EXERCISE TASK: Give only the number of lines in the listing below where the string "type" occurs.

---------------

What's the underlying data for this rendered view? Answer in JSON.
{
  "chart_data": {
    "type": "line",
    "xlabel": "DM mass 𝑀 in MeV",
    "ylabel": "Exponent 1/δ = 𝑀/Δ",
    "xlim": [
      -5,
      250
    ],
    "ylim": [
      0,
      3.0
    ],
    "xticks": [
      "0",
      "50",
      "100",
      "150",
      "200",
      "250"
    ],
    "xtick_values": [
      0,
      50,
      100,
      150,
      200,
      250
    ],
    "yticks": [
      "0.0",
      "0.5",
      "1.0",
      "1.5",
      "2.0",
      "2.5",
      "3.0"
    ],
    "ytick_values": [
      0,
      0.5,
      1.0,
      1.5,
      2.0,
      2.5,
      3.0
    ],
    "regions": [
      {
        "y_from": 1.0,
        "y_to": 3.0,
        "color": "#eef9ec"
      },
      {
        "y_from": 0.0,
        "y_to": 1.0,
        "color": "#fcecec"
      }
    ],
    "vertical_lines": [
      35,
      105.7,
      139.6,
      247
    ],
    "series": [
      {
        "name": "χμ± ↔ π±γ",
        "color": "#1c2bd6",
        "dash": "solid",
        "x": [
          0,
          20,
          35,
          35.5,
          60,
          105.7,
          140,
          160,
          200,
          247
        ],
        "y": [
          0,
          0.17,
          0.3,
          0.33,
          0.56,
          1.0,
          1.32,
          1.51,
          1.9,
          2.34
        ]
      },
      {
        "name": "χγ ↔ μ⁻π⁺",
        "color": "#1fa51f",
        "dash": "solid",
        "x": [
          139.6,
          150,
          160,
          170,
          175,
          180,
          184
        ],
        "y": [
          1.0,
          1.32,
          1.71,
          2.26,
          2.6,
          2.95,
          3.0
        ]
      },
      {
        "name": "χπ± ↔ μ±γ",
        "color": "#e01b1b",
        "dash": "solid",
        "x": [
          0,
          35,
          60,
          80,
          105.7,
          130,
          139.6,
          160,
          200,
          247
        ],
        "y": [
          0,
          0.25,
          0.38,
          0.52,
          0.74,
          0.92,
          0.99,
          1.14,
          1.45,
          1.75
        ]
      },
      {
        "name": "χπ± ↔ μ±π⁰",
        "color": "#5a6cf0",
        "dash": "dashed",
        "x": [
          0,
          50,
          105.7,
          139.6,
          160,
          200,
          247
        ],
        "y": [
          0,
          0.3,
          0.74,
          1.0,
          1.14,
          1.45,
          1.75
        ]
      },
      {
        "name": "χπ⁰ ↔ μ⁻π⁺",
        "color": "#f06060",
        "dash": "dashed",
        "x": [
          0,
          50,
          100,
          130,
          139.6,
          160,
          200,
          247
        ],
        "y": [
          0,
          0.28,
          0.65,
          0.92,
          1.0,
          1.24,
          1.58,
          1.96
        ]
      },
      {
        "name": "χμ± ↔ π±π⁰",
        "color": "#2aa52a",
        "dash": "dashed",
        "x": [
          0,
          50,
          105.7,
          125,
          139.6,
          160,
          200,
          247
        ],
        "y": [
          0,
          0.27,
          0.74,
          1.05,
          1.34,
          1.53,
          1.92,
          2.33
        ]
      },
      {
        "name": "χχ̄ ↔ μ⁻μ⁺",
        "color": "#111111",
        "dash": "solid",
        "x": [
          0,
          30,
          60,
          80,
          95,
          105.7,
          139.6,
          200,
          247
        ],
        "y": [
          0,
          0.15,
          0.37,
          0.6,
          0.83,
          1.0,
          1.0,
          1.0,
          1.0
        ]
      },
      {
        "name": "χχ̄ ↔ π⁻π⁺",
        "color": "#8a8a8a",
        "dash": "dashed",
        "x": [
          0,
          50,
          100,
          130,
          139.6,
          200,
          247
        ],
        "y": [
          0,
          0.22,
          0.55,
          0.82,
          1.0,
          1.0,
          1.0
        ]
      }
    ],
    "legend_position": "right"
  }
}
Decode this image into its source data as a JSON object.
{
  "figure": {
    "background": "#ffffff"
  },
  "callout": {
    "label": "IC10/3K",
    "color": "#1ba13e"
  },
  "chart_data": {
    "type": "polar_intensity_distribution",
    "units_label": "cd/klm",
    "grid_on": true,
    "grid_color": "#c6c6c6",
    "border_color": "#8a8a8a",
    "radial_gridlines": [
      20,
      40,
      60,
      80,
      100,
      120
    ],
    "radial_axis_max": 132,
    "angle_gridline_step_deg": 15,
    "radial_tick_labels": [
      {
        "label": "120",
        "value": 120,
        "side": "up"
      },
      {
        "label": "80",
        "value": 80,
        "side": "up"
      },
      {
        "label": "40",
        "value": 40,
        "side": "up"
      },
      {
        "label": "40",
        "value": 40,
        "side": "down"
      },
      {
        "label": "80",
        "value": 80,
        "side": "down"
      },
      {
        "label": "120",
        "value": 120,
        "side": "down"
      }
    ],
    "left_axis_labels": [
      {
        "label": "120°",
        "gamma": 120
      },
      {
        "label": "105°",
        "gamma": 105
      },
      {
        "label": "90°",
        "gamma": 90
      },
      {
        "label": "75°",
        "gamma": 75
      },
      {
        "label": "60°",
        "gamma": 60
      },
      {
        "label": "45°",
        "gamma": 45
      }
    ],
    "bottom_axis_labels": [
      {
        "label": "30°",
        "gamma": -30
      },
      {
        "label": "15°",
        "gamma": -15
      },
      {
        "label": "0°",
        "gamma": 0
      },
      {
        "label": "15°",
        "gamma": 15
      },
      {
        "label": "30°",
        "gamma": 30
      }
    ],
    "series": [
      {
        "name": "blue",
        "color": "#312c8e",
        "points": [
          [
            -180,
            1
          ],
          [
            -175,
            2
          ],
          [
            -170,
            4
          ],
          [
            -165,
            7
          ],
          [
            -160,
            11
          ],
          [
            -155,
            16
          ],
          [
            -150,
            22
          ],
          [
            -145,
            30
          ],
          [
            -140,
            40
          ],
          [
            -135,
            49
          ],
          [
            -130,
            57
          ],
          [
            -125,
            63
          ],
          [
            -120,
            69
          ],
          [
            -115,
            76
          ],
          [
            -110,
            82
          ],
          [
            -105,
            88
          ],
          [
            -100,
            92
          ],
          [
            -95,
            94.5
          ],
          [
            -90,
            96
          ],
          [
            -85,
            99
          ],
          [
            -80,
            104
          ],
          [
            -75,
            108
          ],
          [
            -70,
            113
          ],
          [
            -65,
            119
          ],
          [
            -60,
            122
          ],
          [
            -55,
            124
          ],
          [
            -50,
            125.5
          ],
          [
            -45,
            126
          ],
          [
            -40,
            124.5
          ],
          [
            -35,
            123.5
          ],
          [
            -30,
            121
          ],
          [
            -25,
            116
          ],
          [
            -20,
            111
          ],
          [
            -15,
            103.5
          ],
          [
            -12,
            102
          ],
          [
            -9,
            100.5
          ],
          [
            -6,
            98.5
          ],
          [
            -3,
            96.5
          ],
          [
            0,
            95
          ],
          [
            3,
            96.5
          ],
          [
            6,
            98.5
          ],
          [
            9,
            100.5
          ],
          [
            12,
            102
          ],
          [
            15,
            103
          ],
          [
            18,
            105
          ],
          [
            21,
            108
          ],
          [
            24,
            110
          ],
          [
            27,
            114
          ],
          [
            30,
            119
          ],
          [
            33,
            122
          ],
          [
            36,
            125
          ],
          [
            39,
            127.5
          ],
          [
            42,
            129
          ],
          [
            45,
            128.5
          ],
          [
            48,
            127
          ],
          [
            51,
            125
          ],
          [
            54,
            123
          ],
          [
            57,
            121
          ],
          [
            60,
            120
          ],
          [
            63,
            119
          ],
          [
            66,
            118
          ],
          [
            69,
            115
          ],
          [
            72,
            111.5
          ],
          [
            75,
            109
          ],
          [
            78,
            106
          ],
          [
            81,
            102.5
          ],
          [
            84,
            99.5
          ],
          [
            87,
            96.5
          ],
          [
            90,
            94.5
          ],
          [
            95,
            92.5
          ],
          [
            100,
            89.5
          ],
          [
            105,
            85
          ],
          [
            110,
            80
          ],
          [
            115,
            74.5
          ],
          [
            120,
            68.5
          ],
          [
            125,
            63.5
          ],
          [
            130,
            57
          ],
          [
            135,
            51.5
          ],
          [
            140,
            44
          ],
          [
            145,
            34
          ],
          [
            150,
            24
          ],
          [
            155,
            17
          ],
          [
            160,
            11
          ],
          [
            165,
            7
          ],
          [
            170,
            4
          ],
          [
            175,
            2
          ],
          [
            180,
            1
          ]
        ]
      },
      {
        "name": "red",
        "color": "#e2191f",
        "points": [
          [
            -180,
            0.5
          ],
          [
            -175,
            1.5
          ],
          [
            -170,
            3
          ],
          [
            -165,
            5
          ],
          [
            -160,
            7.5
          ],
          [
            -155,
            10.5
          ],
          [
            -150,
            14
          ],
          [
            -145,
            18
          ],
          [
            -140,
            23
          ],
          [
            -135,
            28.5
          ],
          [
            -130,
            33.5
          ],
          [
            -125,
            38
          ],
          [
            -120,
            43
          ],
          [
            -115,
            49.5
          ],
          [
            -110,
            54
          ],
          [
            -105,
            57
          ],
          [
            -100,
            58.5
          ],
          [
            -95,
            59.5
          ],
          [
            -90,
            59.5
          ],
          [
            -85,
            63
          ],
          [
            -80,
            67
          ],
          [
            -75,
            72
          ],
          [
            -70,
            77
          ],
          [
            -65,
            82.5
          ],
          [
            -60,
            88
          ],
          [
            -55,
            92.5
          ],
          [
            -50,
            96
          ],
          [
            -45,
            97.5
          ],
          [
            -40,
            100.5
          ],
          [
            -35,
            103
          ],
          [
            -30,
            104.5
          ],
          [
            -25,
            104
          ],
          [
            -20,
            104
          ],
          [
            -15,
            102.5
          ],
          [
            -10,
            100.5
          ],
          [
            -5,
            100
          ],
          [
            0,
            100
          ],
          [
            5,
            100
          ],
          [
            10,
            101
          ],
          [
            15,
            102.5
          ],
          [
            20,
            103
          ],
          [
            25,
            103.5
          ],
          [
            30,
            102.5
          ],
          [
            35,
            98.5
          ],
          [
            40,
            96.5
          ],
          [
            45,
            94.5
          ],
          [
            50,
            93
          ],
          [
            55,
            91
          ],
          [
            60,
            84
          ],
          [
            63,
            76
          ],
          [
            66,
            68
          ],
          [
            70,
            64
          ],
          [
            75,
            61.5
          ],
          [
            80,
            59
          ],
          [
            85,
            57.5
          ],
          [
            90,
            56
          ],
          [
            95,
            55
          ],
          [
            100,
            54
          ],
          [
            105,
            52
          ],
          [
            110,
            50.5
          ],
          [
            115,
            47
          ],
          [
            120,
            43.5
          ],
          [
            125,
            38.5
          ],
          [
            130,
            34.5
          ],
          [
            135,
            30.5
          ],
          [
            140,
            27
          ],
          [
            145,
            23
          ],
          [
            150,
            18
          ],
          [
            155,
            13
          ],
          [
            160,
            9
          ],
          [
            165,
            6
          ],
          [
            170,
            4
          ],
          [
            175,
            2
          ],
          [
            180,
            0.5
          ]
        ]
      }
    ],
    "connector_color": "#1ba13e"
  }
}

---------------

RESPONSE TO THE EXERCISE: 2